Scan each line of the records for the word "name" and extract the ones that have it.
══════
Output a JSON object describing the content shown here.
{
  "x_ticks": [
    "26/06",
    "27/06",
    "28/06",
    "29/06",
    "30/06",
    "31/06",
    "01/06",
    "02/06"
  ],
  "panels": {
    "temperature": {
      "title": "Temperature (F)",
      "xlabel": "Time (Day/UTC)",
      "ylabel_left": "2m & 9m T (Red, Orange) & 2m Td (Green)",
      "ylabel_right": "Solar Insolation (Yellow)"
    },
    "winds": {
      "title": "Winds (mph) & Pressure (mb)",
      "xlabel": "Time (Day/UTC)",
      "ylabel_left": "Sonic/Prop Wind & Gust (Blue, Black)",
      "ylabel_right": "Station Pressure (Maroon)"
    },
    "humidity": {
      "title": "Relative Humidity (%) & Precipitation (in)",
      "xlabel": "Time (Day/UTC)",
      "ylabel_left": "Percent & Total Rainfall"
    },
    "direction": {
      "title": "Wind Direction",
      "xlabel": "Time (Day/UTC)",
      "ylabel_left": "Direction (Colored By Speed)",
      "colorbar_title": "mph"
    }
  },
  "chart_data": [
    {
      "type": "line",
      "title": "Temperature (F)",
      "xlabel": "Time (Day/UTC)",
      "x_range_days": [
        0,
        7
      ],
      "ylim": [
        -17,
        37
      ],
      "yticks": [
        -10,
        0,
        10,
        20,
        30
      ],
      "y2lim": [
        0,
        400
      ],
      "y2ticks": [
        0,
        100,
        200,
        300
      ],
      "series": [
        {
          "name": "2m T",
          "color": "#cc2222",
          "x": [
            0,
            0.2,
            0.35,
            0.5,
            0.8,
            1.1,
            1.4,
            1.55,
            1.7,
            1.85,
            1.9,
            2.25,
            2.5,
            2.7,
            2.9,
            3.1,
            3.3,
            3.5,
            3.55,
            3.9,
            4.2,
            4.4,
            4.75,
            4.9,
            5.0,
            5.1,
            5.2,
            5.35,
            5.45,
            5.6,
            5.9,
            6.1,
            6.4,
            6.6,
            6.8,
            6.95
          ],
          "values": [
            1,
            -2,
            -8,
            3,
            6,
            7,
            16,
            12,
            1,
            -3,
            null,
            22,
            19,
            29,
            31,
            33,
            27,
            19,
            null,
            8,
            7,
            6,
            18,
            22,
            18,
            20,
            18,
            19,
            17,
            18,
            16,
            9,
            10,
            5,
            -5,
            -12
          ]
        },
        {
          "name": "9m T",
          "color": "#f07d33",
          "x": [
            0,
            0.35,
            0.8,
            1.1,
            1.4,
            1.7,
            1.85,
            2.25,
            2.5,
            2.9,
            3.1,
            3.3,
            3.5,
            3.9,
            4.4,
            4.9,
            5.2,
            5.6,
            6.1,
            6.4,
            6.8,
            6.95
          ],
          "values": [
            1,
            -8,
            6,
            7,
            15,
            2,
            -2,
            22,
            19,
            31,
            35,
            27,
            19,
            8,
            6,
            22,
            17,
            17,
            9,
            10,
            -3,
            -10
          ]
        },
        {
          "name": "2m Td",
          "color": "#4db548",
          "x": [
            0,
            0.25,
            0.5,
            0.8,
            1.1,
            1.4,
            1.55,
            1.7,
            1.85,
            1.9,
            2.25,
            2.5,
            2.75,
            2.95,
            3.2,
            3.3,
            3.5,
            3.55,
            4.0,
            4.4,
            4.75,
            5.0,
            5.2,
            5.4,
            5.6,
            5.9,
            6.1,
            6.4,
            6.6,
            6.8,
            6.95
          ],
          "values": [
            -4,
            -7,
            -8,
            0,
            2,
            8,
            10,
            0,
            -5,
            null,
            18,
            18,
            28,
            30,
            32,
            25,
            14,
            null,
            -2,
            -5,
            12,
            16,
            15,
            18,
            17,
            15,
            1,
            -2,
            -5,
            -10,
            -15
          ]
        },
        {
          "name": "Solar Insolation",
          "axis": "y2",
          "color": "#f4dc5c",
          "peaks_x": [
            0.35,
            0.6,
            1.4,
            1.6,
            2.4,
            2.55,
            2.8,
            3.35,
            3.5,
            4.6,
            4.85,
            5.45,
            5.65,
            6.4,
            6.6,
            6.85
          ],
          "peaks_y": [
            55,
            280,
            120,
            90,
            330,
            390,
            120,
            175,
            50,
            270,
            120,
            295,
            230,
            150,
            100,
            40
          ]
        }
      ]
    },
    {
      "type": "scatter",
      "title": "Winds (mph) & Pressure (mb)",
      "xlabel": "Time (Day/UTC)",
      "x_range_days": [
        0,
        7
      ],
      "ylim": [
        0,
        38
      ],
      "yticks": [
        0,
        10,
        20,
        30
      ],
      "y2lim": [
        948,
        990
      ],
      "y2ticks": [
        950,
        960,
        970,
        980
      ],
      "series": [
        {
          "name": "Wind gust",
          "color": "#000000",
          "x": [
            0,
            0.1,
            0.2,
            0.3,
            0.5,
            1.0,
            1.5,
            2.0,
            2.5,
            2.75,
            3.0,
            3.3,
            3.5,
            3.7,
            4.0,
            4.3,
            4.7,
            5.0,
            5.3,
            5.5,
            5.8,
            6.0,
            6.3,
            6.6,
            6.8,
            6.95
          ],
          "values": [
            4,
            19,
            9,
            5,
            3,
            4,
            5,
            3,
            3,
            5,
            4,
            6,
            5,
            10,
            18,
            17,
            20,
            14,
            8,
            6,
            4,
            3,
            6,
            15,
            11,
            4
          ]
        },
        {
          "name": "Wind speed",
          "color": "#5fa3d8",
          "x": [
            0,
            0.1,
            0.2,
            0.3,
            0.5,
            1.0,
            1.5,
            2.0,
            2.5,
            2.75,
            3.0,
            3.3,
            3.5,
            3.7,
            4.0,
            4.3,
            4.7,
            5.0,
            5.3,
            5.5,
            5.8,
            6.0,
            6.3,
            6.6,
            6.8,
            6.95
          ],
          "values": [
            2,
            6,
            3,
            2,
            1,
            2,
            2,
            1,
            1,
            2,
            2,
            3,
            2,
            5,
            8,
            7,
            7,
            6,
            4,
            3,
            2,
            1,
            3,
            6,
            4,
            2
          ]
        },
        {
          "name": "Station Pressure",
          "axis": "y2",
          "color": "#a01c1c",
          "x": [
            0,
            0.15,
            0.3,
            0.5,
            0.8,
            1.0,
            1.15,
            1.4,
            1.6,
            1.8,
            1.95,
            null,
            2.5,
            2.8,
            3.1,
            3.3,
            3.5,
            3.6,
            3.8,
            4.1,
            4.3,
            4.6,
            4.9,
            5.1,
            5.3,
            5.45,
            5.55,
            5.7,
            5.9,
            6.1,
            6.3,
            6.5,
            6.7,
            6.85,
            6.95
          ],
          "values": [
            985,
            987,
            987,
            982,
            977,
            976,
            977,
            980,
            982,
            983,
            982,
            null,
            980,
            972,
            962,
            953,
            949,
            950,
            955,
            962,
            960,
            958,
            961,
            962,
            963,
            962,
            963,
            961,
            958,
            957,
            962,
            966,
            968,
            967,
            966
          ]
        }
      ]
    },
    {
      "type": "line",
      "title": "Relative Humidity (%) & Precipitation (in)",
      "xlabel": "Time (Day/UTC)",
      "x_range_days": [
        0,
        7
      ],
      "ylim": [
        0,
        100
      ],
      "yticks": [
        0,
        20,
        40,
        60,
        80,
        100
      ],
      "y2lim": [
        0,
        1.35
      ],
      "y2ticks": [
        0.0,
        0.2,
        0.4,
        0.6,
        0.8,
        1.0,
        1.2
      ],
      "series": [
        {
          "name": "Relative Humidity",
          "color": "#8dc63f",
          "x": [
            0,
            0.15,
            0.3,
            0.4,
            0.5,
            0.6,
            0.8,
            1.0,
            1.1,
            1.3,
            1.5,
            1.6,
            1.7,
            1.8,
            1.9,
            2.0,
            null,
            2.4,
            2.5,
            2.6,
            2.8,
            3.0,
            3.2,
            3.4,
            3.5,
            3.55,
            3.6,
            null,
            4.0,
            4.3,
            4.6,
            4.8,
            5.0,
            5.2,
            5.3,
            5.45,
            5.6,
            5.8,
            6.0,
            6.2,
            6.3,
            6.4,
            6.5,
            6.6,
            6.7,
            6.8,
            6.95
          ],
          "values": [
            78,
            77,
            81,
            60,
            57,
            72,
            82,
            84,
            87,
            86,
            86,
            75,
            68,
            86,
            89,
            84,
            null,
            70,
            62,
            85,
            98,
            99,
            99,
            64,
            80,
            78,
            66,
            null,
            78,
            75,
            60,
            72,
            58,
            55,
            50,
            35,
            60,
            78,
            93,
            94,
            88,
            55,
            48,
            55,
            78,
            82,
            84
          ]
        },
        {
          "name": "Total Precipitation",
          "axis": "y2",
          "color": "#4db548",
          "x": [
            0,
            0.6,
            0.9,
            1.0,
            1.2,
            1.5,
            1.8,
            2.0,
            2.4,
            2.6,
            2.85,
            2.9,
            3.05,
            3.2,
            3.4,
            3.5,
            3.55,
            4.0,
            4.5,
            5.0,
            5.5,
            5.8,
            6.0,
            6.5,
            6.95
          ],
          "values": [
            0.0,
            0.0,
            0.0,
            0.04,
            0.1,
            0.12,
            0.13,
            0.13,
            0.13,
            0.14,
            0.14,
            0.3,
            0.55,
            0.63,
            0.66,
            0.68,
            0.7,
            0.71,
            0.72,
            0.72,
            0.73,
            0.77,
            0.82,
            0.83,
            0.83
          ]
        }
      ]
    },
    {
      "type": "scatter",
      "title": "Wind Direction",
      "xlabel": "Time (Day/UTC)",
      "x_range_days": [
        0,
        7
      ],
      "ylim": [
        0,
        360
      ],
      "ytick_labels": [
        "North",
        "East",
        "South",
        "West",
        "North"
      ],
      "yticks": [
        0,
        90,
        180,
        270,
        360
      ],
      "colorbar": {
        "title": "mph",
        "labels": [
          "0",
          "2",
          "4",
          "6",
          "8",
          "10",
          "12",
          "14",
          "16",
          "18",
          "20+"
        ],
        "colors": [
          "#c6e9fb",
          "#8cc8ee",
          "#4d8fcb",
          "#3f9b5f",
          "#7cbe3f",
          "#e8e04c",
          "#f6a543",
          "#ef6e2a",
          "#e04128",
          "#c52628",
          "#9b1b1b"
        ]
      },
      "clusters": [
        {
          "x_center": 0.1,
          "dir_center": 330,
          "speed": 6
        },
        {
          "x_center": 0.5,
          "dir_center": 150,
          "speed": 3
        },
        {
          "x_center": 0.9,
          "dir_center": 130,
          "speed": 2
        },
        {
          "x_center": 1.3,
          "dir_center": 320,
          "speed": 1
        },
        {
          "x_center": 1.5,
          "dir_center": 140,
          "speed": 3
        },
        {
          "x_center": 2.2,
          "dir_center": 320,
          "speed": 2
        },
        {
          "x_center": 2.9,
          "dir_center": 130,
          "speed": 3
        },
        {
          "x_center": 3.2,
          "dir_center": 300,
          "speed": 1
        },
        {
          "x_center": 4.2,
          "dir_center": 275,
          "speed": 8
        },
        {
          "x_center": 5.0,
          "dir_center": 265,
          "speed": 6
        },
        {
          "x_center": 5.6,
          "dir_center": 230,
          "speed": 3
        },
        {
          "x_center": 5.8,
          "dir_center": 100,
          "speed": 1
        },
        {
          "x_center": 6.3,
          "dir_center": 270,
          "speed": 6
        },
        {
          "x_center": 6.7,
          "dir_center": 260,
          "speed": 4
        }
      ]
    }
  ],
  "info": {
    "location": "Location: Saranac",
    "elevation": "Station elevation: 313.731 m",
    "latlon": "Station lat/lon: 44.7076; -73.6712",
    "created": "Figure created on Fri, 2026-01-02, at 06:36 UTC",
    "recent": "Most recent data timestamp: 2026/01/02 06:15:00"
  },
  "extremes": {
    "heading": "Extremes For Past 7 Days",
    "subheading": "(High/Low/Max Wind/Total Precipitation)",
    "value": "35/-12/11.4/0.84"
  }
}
══════
▶ Result of this exercise
          "name": "2m T",
          "name": "9m T",
          "name": "2m Td",
          "name": "Solar Insolation",
          "name": "Wind gust",
          "name": "Wind speed",
          "name": "Station Pressure",
          "name": "Relative Humidity",
          "name": "Total Precipitation",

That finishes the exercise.